>>
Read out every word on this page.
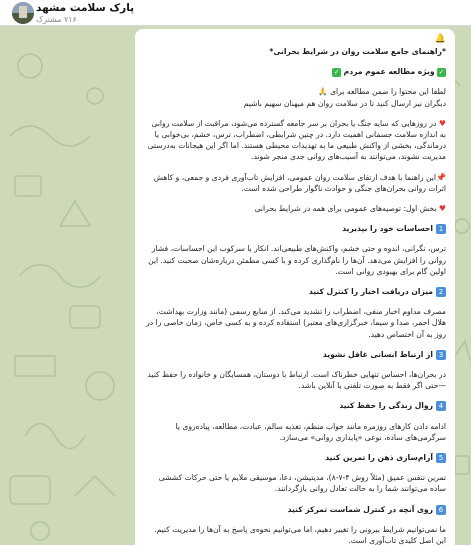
پارک سلامت مشهد
۷۱۶ مشترک
🔔

*راهنمای جامع سلامت روان در شرایط بحرانی*

✓ ویژه مطالعه عموم مردم ✓

لطفا این محتوا را ضمن مطالعه برای 🙏
دیگران نیز ارسال کنید تا در سلامت روان هم میهنان سهیم باشیم

♥ در روزهایی که سایه جنگ یا بحران بر سر جامعه گسترده می‌شود، مراقبت از سلامت روانی به اندازه سلامت جسمانی اهمیت دارد. در چنین شرایطی، اضطراب، ترس، خشم، بی‌خوابی یا درماندگی، بخشی از واکنش طبیعی ما به تهدیدات محیطی هستند. اما اگر این هیجانات به‌درستی مدیریت نشوند، می‌توانند به آسیب‌های روانی جدی منجر شوند.

📌این راهنما با هدف ارتقای سلامت روان عمومی، افزایش تاب‌آوری فردی و جمعی، و کاهش اثرات روانی بحران‌های جنگی و حوادث ناگوار طراحی شده است.

♥ بخش اول: توصیه‌های عمومی برای همه در شرایط بحرانی

1احساسات خود را بپذیرید

ترس، نگرانی، اندوه و حتی خشم، واکنش‌های طبیعی‌اند. انکار یا سرکوب این احساسات، فشار روانی را افزایش می‌دهد. آن‌ها را نام‌گذاری کرده و با کسی مطمئن درباره‌شان صحبت کنید. این اولین گام برای بهبودی روانی است.

2میزان دریافت اخبار را کنترل کنید

مصرف مداوم اخبار منفی، اضطراب را تشدید می‌کند. از منابع رسمی (مانند وزارت بهداشت، هلال احمر، صدا و سیما، خبرگزاری‌های معتبر) استفاده کرده و به کسی خاص، زمان خاصی را در روز به آن اختصاص دهید.

3از ارتباط انسانی غافل نشوید

در بحران‌ها، احساس تنهایی خطرناک است. ارتباط با دوستان، همسایگان و خانواده را حفظ کنید—حتی اگر فقط به صورت تلفنی یا آنلاین باشد.

4روال زندگی را حفظ کنید

ادامه دادن کارهای روزمره مانند خواب منظم، تغذیه سالم، عبادت، مطالعه، پیاده‌روی یا سرگرمی‌های ساده، نوعی «پایداری روانی» می‌سازد.

5آرام‌سازی ذهن را تمرین کنید

تمرین تنفس عمیق (مثلاً روش ۴-۷-۸)، مدیتیشن، دعا، موسیقی ملایم یا حتی حرکات کششی ساده می‌توانند شما را به حالت تعادل روانی بازگردانند.

6روی آنچه در کنترل شماست تمرکز کنید

ما نمی‌توانیم شرایط بیرونی را تغییر دهیم، اما می‌توانیم نحوه‌ی پاسخ به آن‌ها را مدیریت کنیم. این اصل کلیدی تاب‌آوری است.
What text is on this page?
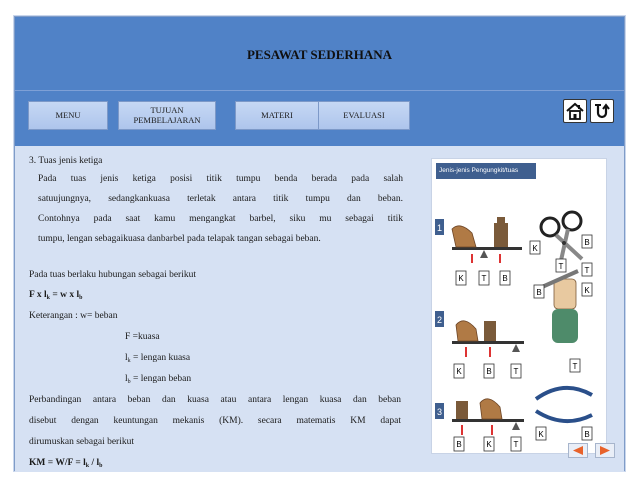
PESAWAT SEDERHANA
MENU	TUJUAN
PEMBELAJARAN	MATERI	EVALUASI
3. Tuas jenis ketiga
Pada tuas jenis ketiga posisi titik tumpu benda berada pada salah
satuujungnya, sedangkankuasa terletak antara titik tumpu dan beban.
Contohnya pada saat kamu mengangkat barbel, siku mu sebagai titik
tumpu, lengan sebagaikuasa danbarbel pada telapak tangan sebagai beban.
Pada tuas berlaku hubungan sebagai berikut
F x $l_k = w$ x $l_b$
Keterangan : w= beban
F =kuasa
$l_k$ = lengan kuasa
$l_b$ = lengan beban
Perbandingan antara beban dan kuasa atau antara lengan kuasa dan beban
disebut dengan keuntungan mekanis (KM). secara matematis KM dapat
dirumuskan sebagai berikut
KM = $W/F = l_k / l_b$
Jenis-jenis Pengungkit/tuas
1
2
3
K T B
K
B
T
K	B	T
B
T
K
B	K	T
T
K	B
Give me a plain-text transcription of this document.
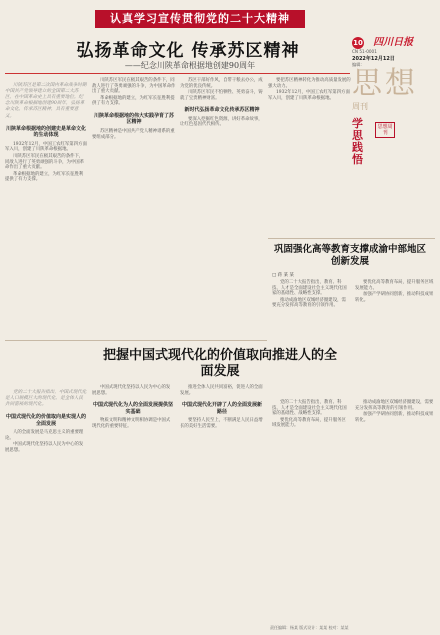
认真学习宣传贯彻党的二十大精神
弘扬革命文化 传承苏区精神
——纪念川陕革命根据地创建90周年

川陕苏区是第二次国内革命战争时期中国共产党领导建立的全国第二大苏区，在中国革命史上具有重要地位。纪念川陕革命根据地创建90周年，弘扬革命文化，传承苏区精神，具有重要意义。

川陕革命根据地的创建史是革命文化的生动体现

1932年12月，中国工农红军第四方面军入川，创建了川陕革命根据地。

川陕苏区军民在极其艰苦的条件下，同敌人进行了英勇顽强的斗争，为中国革命作出了重大贡献。

革命根据地的建立，为红军长征胜利提供了有力支撑。

川陕苏区军民在极其艰苦的条件下，同敌人进行了英勇顽强的斗争，为中国革命作出了重大贡献。

革命根据地的建立，为红军长征胜利提供了有力支撑。

川陕革命根据地的伟大实践孕育了苏区精神

苏区精神是中国共产党人精神谱系的重要组成部分。

苏区干部好作风，自带干粮去办公，成为党的优良传统。

川陕苏区军民不怕牺牲、英勇奋斗，铸就了宝贵精神财富。

新时代弘扬革命文化传承苏区精神

要深入挖掘红色资源，讲好革命故事，让红色基因代代相传。

要把苏区精神转化为推动高质量发展的强大动力。

1932年12月，中国工农红军第四方面军入川，创建了川陕革命根据地。

10 四川日报
CN 51-0001
2022年12月12日
编辑：
思想
周刊
学思践悟 思想周刊
巩固强化高等教育支撑成渝中部地区创新发展
□ 蒋 某 某

党的二十大报告指出，教育、科技、人才是全面建设社会主义现代化国家的基础性、战略性支撑。

推动成渝地区双城经济圈建设，需要充分发挥高等教育的引领作用。

要优化高等教育布局，提升服务区域发展能力。

加强产学研协同创新，推动科技成果转化。

把握中国式现代化的价值取向推进人的全面发展

党的二十大报告指出，中国式现代化是人口规模巨大的现代化，是全体人民共同富裕的现代化。

中国式现代化的价值取向是实现人的全面发展

人的全面发展是马克思主义的重要理论。

中国式现代化坚持以人民为中心的发展思想。

中国式现代化坚持以人民为中心的发展思想。

中国式现代化为人的全面发展提供坚实基础

物质文明和精神文明相协调是中国式现代化的重要特征。

推进全体人民共同富裕，促进人的全面发展。

中国式现代化开辟了人的全面发展新路径

要坚持人民至上，不断满足人民日益增长的美好生活需要。

党的二十大报告指出，教育、科技、人才是全面建设社会主义现代化国家的基础性、战略性支撑。

要优化高等教育布局，提升服务区域发展能力。

推动成渝地区双城经济圈建设，需要充分发挥高等教育的引领作用。

加强产学研协同创新，推动科技成果转化。

责任编辑：杨某 版式设计：某某 校对：某某
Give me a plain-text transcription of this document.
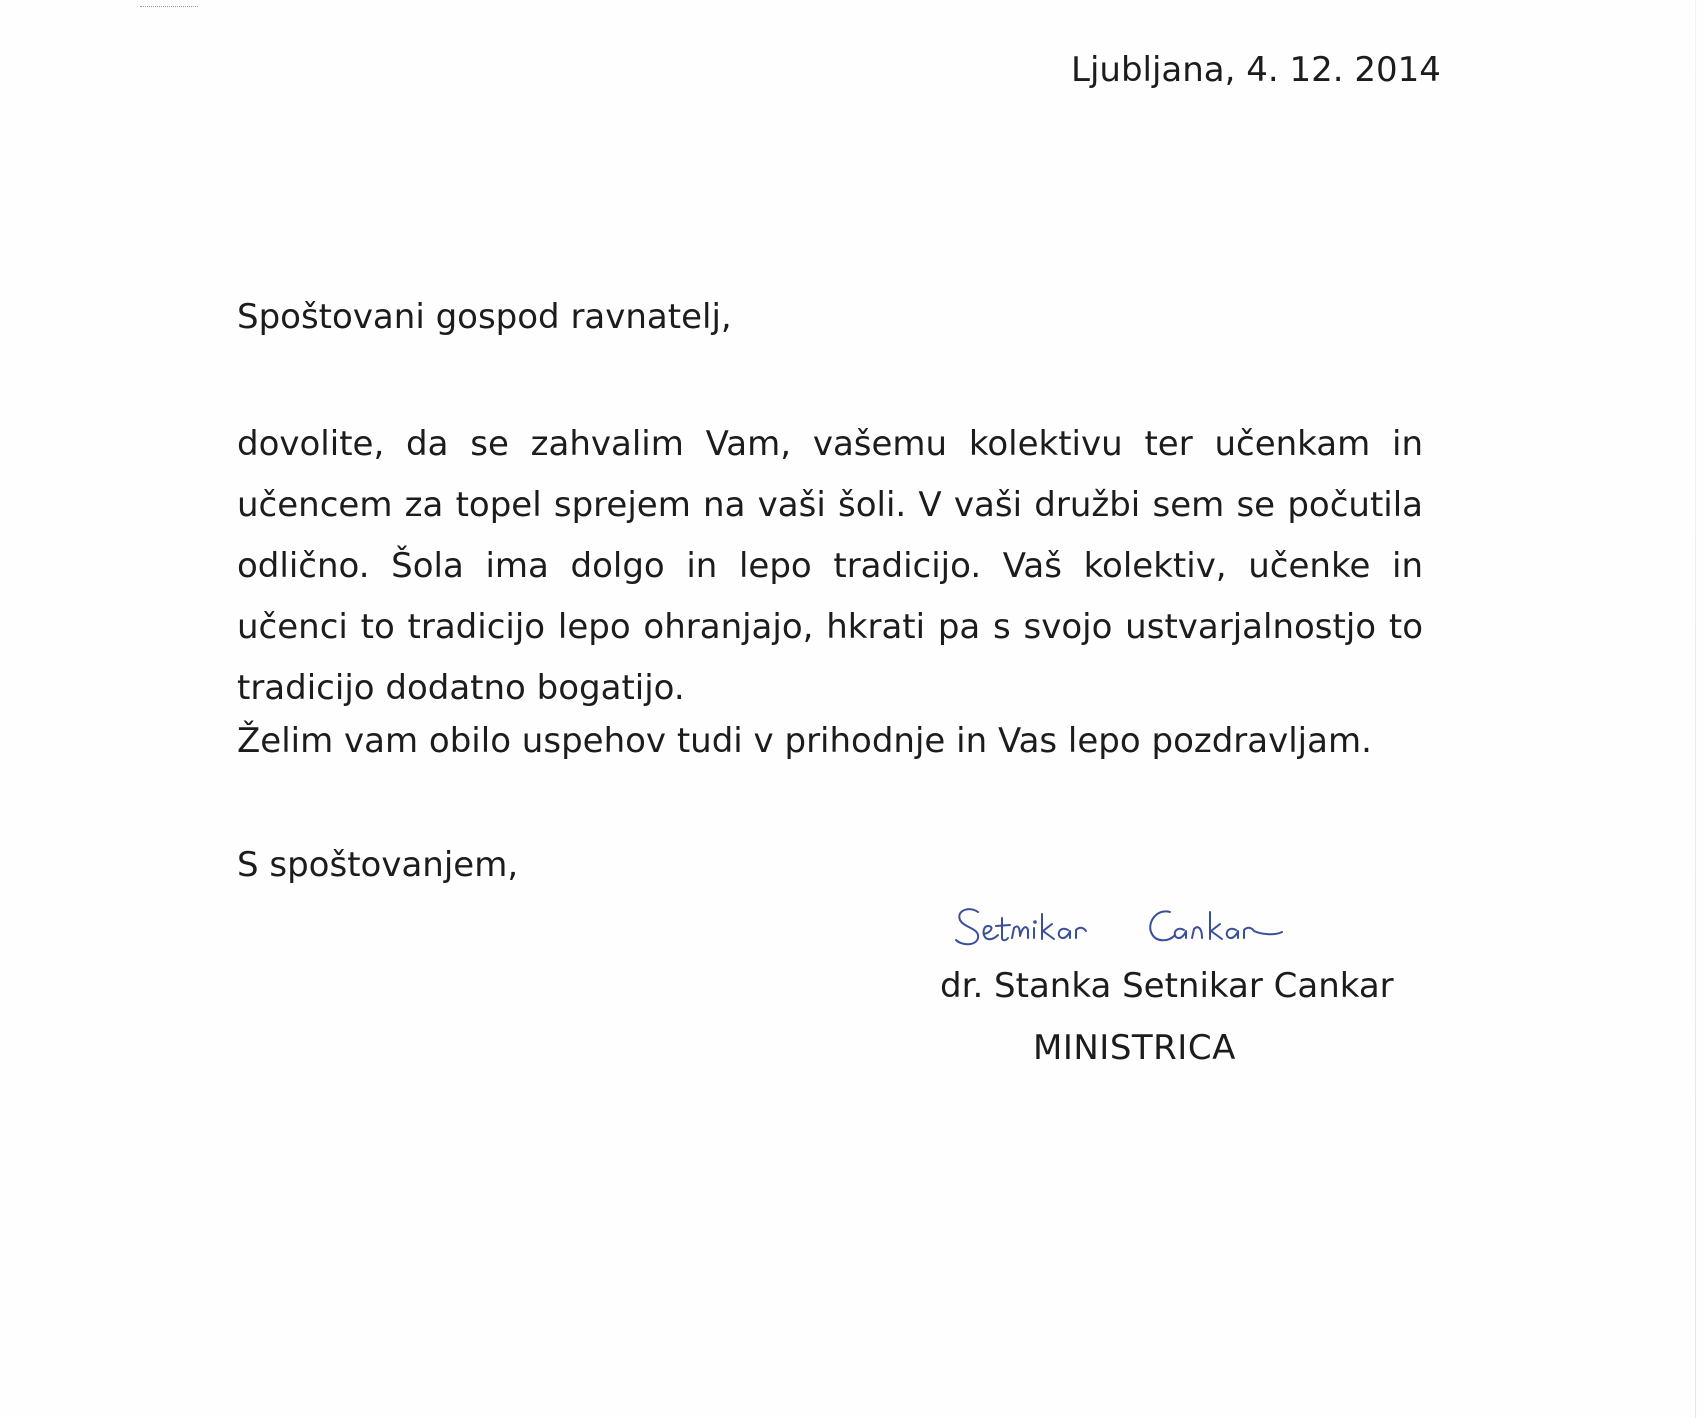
Ljubljana, 4. 12. 2014
Spoštovani gospod ravnatelj,

dovolite, da se zahvalim Vam, vašemu kolektivu ter učenkam in učencem za topel sprejem na vaši šoli. V vaši družbi sem se počutila odlično. Šola ima dolgo in lepo tradicijo. Vaš kolektiv, učenke in učenci to tradicijo lepo ohranjajo, hkrati pa s svojo ustvarjalnostjo to tradicijo dodatno bogatijo.

Želim vam obilo uspehov tudi v prihodnje in Vas lepo pozdravljam.
S spoštovanjem,
dr. Stanka Setnikar Cankar
MINISTRICA
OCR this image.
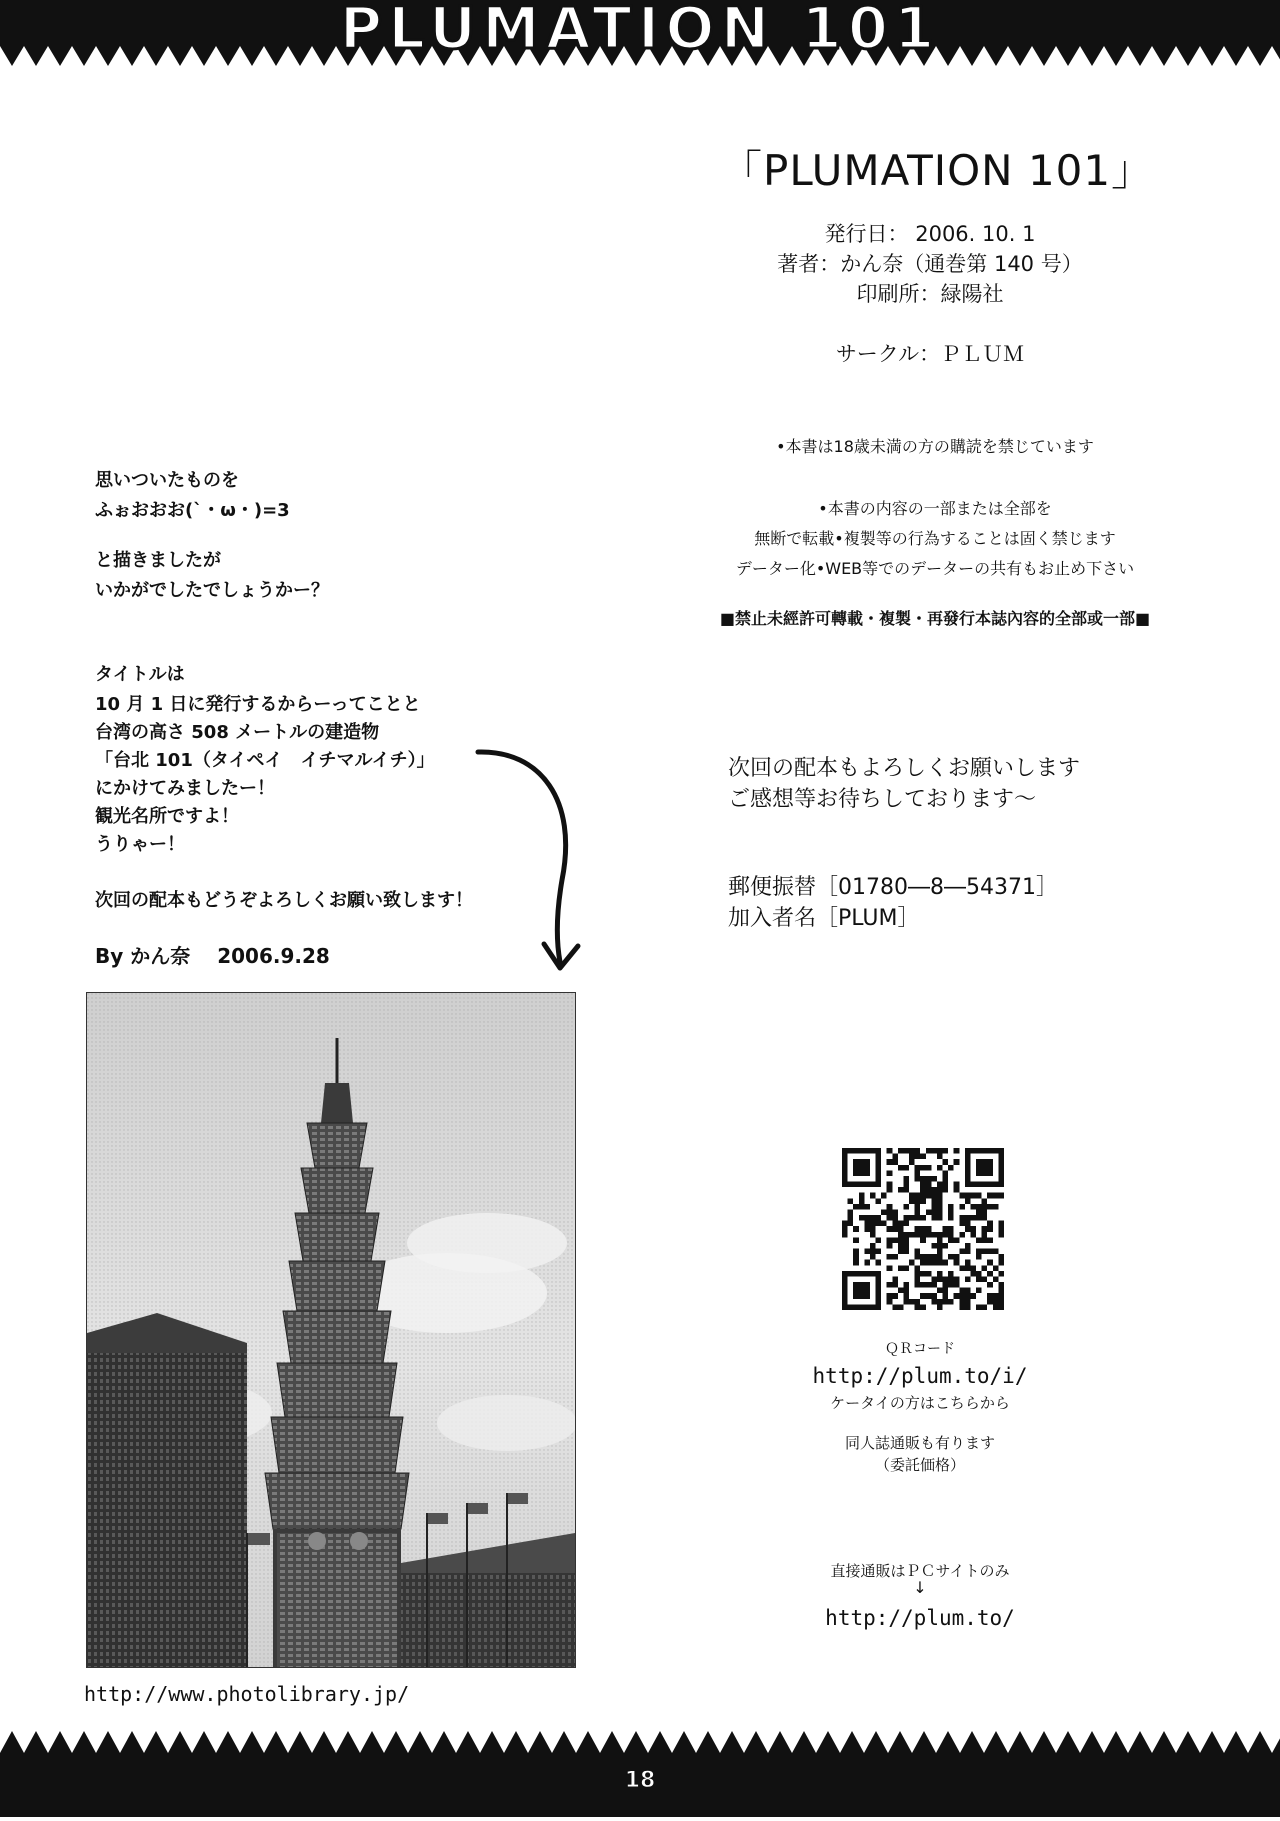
PLUMATION 101
「PLUMATION 101」
発行日： 2006. 10. 1
著者：かん奈（通巻第 140 号）
印刷所：緑陽社
サークル：ＰＬＵＭ
•本書は18歳未満の方の購読を禁じています
•本書の内容の一部または全部を
無断で転載•複製等の行為することは固く禁じます
データー化•WEB等でのデーターの共有もお止め下さい
■禁止未經許可轉載・複製・再發行本誌內容的全部或一部■
次回の配本もよろしくお願いします
ご感想等お待ちしております～
郵便振替［01780―8―54371］
加入者名［PLUM］
思いついたものを
ふぉおおお(`・ω・)=3
と描きましたが
いかがでしたでしょうかー？
タイトルは
10 月 1 日に発行するからーってことと
台湾の高さ 508 メートルの建造物
「台北 101（タイペイ　イチマルイチ）」
にかけてみましたー！
観光名所ですよ！
うりゃー！
次回の配本もどうぞよろしくお願い致します！
By かん奈　 2006.9.28
http://www.photolibrary.jp/
ＱＲコード
http://plum.to/i/
ケータイの方はこちらから
同人誌通販も有ります
（委託価格）
直接通販はＰＣサイトのみ
↓
http://plum.to/
18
<<
**EXERCISE PROMPT:**
Starting with the line that holds "OCR this image.", repeat exactly every line through the end of the material above, both ends included, without the pictures.

**RESULT BELOW:**
OCR this image.
PLUMATION 101
「PLUMATION 101」
発行日： 2006. 10. 1
著者：かん奈（通巻第 140 号）
印刷所：緑陽社
サークル：ＰＬＵＭ
•本書は18歳未満の方の購読を禁じています
•本書の内容の一部または全部を
無断で転載•複製等の行為することは固く禁じます
データー化•WEB等でのデーターの共有もお止め下さい
■禁止未經許可轉載・複製・再發行本誌內容的全部或一部■
次回の配本もよろしくお願いします
ご感想等お待ちしております～
郵便振替［01780―8―54371］
加入者名［PLUM］
思いついたものを
ふぉおおお(`・ω・)=3
と描きましたが
いかがでしたでしょうかー？
タイトルは
10 月 1 日に発行するからーってことと
台湾の高さ 508 メートルの建造物
「台北 101（タイペイ　イチマルイチ）」
にかけてみましたー！
観光名所ですよ！
うりゃー！
次回の配本もどうぞよろしくお願い致します！
By かん奈　 2006.9.28
http://www.photolibrary.jp/
ＱＲコード
http://plum.to/i/
ケータイの方はこちらから
同人誌通販も有ります
（委託価格）
直接通販はＰＣサイトのみ
↓
http://plum.to/
18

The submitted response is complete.